● **WHAT IS BEING ASKED**
Tally up how many lines in the listing below contain the string "تفسير", and give only the total.

● **RECORDS FOR THE TASK**
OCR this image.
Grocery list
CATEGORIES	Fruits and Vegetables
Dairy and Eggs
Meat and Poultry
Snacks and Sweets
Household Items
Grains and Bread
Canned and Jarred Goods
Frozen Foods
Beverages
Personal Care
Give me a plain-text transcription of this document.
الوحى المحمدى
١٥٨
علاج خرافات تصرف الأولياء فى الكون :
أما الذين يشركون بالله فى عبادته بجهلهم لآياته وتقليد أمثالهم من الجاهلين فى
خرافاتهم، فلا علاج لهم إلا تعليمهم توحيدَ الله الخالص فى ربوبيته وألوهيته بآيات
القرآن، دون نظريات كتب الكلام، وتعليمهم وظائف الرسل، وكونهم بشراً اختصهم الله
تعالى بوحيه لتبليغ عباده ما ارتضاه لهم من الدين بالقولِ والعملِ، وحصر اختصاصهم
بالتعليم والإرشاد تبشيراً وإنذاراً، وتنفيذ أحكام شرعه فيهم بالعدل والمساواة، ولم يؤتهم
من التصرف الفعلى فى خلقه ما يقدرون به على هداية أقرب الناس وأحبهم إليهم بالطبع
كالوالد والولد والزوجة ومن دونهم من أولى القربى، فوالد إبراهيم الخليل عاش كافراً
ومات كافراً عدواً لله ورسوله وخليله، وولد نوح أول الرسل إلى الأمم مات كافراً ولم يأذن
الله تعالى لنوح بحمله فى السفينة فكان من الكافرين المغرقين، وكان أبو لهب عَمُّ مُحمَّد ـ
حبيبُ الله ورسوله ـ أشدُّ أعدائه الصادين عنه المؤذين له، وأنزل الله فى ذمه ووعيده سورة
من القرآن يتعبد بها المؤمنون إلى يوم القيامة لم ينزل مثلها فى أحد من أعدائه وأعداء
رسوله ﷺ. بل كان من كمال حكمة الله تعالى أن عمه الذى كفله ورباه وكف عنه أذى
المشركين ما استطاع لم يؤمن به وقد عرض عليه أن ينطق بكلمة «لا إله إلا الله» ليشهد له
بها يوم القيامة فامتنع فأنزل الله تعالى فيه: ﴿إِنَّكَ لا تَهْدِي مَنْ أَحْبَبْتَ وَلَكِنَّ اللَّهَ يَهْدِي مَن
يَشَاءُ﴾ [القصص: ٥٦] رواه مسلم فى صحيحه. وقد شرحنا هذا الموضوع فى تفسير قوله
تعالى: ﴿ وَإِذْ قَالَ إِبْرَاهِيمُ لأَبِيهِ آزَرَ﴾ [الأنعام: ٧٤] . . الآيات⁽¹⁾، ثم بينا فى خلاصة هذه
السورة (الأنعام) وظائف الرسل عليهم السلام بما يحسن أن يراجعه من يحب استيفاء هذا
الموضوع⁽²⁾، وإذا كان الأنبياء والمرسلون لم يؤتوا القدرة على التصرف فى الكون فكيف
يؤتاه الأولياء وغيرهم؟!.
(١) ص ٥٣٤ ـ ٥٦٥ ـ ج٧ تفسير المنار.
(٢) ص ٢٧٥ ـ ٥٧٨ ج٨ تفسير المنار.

● **WORKED ANSWER**
3